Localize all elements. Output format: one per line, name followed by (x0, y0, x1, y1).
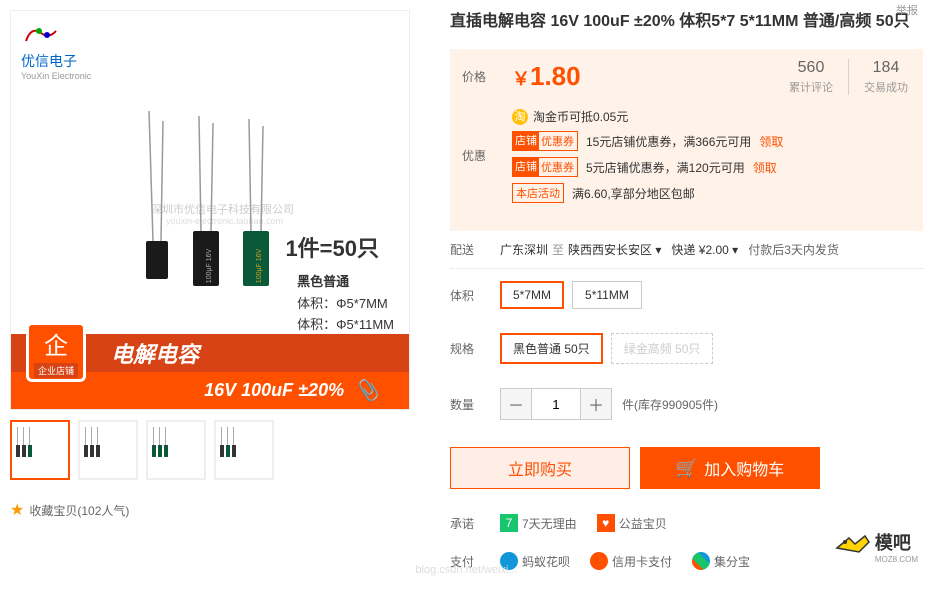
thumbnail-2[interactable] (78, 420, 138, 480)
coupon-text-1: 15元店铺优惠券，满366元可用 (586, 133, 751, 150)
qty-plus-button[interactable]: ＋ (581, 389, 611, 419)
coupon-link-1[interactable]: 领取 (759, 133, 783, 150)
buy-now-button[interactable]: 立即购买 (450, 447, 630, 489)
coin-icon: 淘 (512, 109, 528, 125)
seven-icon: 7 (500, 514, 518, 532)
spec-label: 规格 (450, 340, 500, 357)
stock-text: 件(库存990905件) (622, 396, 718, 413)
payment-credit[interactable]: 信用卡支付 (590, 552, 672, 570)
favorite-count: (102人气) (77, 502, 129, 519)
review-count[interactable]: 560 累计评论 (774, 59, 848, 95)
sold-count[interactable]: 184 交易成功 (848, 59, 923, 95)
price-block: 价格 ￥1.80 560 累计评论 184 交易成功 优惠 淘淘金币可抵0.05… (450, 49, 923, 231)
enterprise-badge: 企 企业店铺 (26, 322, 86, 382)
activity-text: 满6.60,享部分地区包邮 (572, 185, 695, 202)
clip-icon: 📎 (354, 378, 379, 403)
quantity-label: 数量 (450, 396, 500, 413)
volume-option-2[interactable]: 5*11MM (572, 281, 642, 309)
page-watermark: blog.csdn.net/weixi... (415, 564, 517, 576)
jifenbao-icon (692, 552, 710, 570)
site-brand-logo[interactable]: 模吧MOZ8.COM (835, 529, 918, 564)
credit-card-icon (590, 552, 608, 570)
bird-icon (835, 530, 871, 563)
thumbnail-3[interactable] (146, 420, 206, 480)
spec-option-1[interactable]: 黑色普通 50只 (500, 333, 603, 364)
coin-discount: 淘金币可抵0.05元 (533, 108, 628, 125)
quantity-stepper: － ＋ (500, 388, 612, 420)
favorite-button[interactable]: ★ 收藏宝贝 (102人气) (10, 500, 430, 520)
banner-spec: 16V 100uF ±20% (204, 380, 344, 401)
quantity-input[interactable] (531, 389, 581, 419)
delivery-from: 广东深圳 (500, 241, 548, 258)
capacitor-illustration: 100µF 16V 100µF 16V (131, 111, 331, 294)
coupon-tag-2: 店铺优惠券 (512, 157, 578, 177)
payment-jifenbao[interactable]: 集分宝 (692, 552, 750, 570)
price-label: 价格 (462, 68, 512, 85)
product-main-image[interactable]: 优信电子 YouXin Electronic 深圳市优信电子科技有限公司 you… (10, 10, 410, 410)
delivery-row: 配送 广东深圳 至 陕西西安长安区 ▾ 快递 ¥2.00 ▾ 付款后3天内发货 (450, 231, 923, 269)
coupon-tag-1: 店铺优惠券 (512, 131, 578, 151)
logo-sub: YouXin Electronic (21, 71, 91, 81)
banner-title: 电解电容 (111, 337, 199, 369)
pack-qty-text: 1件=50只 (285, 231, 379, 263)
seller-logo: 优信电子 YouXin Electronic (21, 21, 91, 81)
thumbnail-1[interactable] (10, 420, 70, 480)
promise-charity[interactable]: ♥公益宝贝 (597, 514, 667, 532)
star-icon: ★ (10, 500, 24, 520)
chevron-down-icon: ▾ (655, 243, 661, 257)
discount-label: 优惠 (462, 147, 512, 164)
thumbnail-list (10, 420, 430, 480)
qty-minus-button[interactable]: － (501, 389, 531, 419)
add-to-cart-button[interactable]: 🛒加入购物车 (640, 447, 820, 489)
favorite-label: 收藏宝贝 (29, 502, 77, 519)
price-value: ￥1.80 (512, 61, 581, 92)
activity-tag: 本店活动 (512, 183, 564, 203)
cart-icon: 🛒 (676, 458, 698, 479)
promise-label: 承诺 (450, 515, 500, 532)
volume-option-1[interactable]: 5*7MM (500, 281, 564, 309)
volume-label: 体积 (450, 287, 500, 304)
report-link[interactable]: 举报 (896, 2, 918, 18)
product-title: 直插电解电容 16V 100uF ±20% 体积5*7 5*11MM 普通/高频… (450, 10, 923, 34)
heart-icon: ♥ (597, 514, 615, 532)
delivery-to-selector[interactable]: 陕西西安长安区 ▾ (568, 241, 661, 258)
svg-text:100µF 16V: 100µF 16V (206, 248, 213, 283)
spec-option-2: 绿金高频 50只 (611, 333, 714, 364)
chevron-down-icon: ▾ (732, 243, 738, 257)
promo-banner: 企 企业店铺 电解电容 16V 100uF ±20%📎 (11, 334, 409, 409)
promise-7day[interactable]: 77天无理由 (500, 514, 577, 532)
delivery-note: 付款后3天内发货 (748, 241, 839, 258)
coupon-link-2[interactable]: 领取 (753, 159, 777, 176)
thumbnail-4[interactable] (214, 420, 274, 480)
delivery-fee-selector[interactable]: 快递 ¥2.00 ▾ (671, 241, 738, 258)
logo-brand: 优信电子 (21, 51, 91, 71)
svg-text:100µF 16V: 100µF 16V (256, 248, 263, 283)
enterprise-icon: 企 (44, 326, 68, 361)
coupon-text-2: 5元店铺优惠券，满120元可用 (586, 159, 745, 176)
══════
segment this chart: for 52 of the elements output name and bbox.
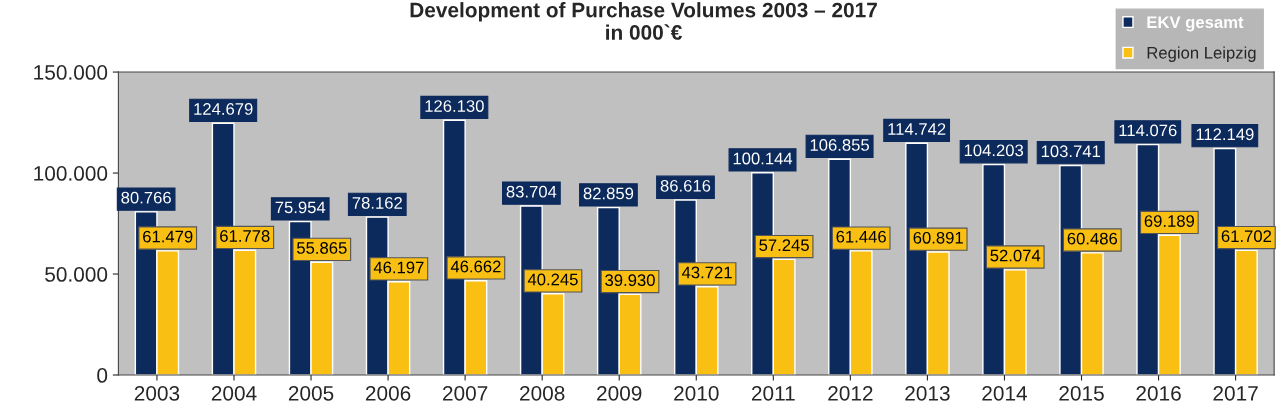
══════
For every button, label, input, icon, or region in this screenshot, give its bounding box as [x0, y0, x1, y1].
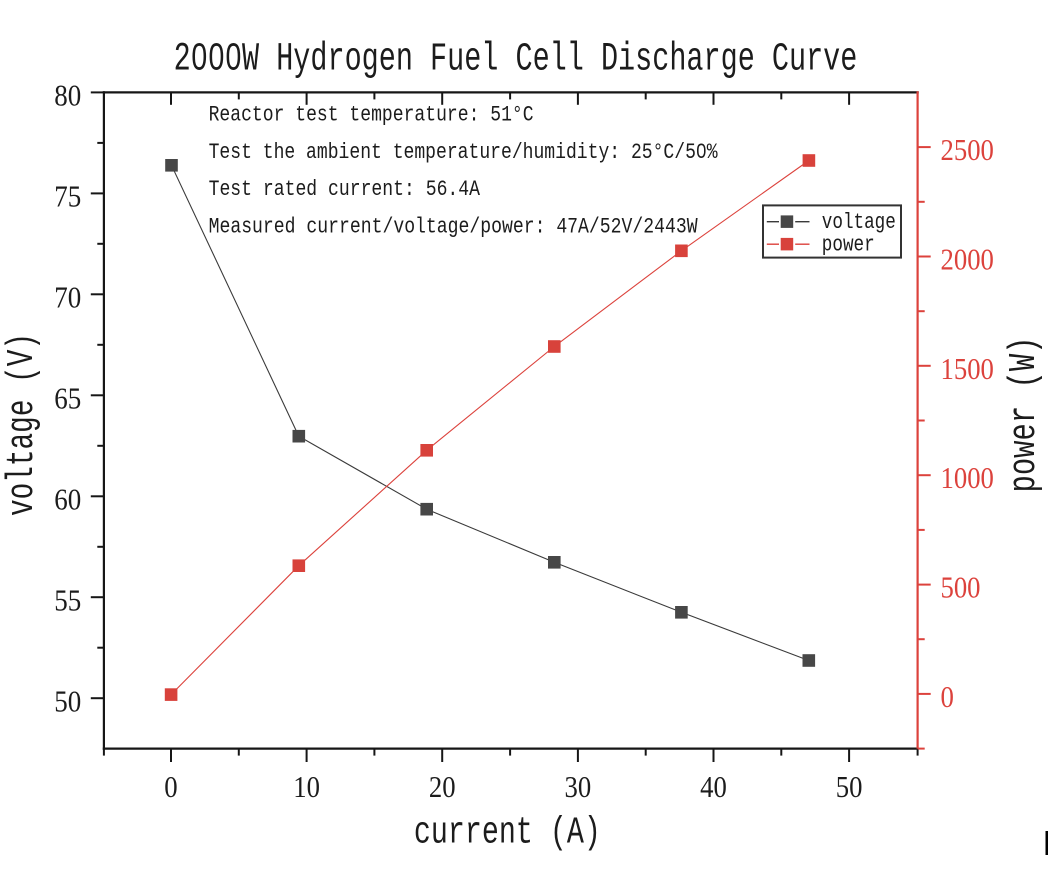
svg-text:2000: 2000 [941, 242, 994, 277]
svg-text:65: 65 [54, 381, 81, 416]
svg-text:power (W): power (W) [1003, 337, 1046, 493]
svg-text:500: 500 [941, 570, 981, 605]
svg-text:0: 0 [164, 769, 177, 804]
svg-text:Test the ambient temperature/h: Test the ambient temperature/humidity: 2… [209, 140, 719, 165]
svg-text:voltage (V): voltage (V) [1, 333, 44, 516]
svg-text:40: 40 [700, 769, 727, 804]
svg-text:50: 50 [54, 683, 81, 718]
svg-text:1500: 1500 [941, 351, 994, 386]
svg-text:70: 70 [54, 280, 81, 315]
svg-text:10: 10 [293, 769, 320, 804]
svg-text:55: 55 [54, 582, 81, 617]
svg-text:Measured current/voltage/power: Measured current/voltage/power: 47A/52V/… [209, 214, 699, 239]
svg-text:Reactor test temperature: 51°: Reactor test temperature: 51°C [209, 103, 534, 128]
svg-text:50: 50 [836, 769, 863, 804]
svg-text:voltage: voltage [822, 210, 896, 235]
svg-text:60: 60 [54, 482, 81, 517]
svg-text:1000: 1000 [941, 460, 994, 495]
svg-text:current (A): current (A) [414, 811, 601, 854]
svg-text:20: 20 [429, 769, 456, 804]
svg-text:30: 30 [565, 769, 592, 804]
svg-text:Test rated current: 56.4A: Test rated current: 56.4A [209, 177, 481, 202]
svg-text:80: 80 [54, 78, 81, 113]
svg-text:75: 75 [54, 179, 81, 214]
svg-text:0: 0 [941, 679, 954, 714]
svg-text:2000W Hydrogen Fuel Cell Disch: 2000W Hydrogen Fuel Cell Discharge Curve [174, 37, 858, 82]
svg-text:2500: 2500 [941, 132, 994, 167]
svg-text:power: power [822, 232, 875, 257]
══════
DESCRIPTION OF THE TASK: Copy the listing word for word, beginning at the line that contains "For every button, label, input, icon, or" and ending after the line that contains "svg-text:power: power [822, 232, 875, 257]". Leave the pictures out of your copy.

TASK RESULT:
For every button, label, input, icon, or region in this screenshot, give its bounding box as [x0, y0, x1, y1].
svg-text:2000: 2000 [941, 242, 994, 277]
svg-text:65: 65 [54, 381, 81, 416]
svg-text:power (W): power (W) [1003, 337, 1046, 493]
svg-text:500: 500 [941, 570, 981, 605]
svg-text:0: 0 [164, 769, 177, 804]
svg-text:Test the ambient temperature/h: Test the ambient temperature/humidity: 2… [209, 140, 719, 165]
svg-text:voltage (V): voltage (V) [1, 333, 44, 516]
svg-text:40: 40 [700, 769, 727, 804]
svg-text:50: 50 [54, 683, 81, 718]
svg-text:1500: 1500 [941, 351, 994, 386]
svg-text:70: 70 [54, 280, 81, 315]
svg-text:10: 10 [293, 769, 320, 804]
svg-text:55: 55 [54, 582, 81, 617]
svg-text:Measured current/voltage/power: Measured current/voltage/power: 47A/52V/… [209, 214, 699, 239]
svg-text:Reactor test temperature: 51°: Reactor test temperature: 51°C [209, 103, 534, 128]
svg-text:50: 50 [836, 769, 863, 804]
svg-text:voltage: voltage [822, 210, 896, 235]
svg-text:60: 60 [54, 482, 81, 517]
svg-text:1000: 1000 [941, 460, 994, 495]
svg-text:current (A): current (A) [414, 811, 601, 854]
svg-text:20: 20 [429, 769, 456, 804]
svg-text:30: 30 [565, 769, 592, 804]
svg-text:Test rated current: 56.4A: Test rated current: 56.4A [209, 177, 481, 202]
svg-text:80: 80 [54, 78, 81, 113]
svg-text:75: 75 [54, 179, 81, 214]
svg-text:0: 0 [941, 679, 954, 714]
svg-text:2000W Hydrogen Fuel Cell Disch: 2000W Hydrogen Fuel Cell Discharge Curve [174, 37, 858, 82]
svg-text:2500: 2500 [941, 132, 994, 167]
svg-text:power: power [822, 232, 875, 257]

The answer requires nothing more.